:: ENTRIES SHOWN ::

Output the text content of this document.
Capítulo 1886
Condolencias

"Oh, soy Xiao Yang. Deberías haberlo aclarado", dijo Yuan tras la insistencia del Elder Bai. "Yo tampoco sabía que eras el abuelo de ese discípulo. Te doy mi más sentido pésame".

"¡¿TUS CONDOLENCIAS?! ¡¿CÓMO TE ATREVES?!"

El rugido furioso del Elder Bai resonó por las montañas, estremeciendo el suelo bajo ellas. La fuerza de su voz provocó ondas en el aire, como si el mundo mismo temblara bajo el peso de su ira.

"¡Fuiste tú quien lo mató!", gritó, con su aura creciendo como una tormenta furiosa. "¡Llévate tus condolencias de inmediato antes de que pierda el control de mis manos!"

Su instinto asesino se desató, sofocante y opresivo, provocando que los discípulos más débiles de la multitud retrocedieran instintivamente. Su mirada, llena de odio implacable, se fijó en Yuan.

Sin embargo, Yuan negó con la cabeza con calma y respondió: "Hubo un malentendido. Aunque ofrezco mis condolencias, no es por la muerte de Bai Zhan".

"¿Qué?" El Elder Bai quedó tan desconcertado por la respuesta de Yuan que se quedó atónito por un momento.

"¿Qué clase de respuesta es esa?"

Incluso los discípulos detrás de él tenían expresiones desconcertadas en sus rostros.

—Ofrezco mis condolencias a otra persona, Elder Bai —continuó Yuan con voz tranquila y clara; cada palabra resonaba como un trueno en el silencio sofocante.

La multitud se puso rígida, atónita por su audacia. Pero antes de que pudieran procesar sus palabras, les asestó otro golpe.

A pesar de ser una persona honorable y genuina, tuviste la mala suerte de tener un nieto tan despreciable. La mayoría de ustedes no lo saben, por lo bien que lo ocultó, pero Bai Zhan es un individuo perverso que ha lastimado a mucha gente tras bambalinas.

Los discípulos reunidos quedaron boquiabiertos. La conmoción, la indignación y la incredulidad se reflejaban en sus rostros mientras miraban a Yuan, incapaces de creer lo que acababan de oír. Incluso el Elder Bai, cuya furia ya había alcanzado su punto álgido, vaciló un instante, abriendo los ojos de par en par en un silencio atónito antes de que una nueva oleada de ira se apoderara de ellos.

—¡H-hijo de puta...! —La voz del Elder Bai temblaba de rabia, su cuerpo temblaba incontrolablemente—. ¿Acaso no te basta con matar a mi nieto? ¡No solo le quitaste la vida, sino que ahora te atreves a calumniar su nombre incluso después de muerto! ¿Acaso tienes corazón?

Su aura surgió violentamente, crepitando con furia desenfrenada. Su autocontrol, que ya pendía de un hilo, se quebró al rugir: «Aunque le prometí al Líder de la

:::
:: ENTRIES SHOWN ::

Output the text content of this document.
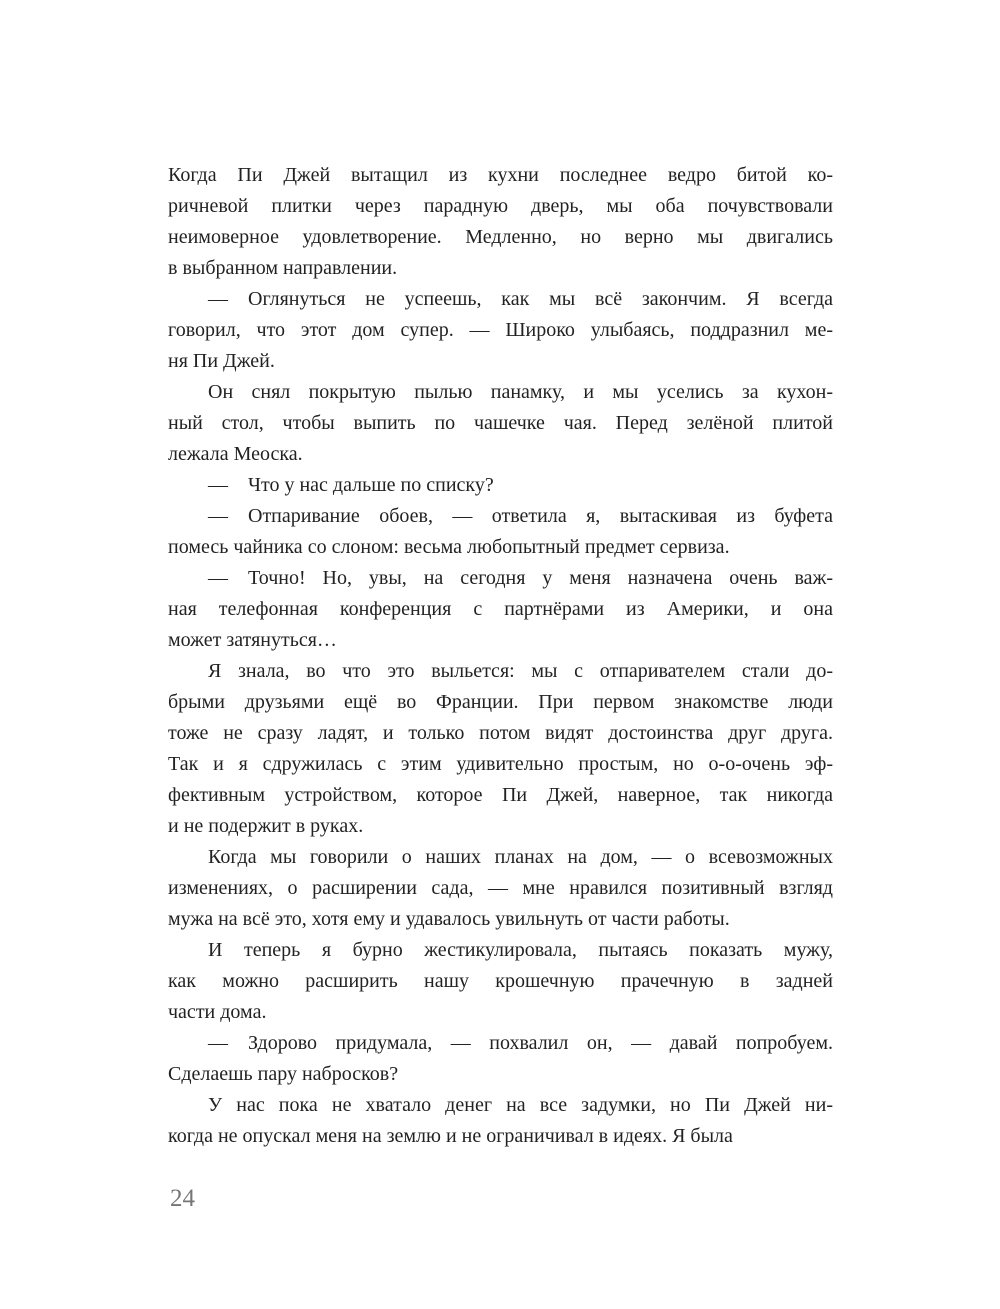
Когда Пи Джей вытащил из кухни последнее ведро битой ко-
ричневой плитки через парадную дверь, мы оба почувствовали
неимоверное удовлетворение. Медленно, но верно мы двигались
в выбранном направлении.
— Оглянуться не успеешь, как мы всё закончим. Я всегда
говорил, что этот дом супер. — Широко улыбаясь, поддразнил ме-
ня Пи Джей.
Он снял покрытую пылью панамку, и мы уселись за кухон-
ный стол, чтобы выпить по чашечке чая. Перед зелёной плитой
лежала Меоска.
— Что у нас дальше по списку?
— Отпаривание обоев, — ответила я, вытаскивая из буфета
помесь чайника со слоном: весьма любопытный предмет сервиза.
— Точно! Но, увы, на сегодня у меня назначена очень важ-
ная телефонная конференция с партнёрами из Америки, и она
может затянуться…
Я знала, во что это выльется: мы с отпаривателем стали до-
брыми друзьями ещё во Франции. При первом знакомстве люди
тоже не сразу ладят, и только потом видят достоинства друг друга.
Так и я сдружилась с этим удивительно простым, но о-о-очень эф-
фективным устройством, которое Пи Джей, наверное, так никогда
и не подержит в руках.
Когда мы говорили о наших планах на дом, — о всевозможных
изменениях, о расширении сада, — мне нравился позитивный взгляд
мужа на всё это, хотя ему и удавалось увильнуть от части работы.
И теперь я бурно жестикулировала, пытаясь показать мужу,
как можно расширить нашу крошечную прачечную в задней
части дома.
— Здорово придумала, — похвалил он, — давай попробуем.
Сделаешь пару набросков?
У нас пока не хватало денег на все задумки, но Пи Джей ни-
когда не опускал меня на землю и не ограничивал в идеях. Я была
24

:::

**WORK REQUIRED**
Find all lines with "очень" in them and copy each one.

**COMPLETE ANSWER**
— Точно! Но, увы, на сегодня у меня назначена очень важ-
Так и я сдружилась с этим удивительно простым, но о-о-очень эф-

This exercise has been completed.